- WHAT IS NEEDED -
Return each entry exactly, with none missing.

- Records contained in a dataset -
****************************************

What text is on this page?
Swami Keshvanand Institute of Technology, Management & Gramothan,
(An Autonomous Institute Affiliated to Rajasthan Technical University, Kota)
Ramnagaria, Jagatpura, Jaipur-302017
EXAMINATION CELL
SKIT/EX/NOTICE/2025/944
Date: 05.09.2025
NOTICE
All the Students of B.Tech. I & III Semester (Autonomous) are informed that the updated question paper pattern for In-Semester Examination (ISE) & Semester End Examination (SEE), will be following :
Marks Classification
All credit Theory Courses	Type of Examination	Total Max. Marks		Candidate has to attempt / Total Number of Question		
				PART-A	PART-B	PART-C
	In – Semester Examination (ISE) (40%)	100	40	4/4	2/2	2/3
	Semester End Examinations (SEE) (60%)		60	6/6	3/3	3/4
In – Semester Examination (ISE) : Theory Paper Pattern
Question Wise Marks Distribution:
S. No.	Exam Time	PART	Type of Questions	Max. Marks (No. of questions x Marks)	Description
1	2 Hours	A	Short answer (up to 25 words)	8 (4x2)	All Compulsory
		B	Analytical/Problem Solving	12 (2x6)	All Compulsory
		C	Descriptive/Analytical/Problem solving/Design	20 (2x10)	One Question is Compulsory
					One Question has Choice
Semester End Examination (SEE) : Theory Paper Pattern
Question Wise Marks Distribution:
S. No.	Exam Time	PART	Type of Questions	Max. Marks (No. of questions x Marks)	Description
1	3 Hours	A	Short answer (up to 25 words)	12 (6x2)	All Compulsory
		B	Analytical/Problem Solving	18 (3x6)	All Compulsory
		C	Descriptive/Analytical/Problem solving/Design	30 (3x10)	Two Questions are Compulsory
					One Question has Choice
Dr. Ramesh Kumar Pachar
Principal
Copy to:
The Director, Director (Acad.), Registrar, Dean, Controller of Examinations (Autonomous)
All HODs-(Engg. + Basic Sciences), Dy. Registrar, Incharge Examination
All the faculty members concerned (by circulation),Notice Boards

****************************************

- REPLY -
What text is on this page?
Swami Keshvanand Institute of Technology, Management & Gramothan,
(An Autonomous Institute Affiliated to Rajasthan Technical University, Kota)
Ramnagaria, Jagatpura, Jaipur-302017
EXAMINATION CELL
SKIT/EX/NOTICE/2025/944
Date: 05.09.2025
NOTICE
All the Students of B.Tech. I & III Semester (Autonomous) are informed that the updated question paper pattern for In-Semester Examination (ISE) & Semester End Examination (SEE), will be following :
Marks Classification
All credit Theory Courses	Type of Examination	Total Max. Marks		Candidate has to attempt / Total Number of Question		
				PART-A	PART-B	PART-C
	In – Semester Examination (ISE) (40%)	100	40	4/4	2/2	2/3
	Semester End Examinations (SEE) (60%)		60	6/6	3/3	3/4
In – Semester Examination (ISE) : Theory Paper Pattern
Question Wise Marks Distribution:
S. No.	Exam Time	PART	Type of Questions	Max. Marks (No. of questions x Marks)	Description
1	2 Hours	A	Short answer (up to 25 words)	8 (4x2)	All Compulsory
		B	Analytical/Problem Solving	12 (2x6)	All Compulsory
		C	Descriptive/Analytical/Problem solving/Design	20 (2x10)	One Question is Compulsory
					One Question has Choice
Semester End Examination (SEE) : Theory Paper Pattern
Question Wise Marks Distribution:
S. No.	Exam Time	PART	Type of Questions	Max. Marks (No. of questions x Marks)	Description
1	3 Hours	A	Short answer (up to 25 words)	12 (6x2)	All Compulsory
		B	Analytical/Problem Solving	18 (3x6)	All Compulsory
		C	Descriptive/Analytical/Problem solving/Design	30 (3x10)	Two Questions are Compulsory
					One Question has Choice
Dr. Ramesh Kumar Pachar
Principal
Copy to:
The Director, Director (Acad.), Registrar, Dean, Controller of Examinations (Autonomous)
All HODs-(Engg. + Basic Sciences), Dy. Registrar, Incharge Examination
All the faculty members concerned (by circulation),Notice Boards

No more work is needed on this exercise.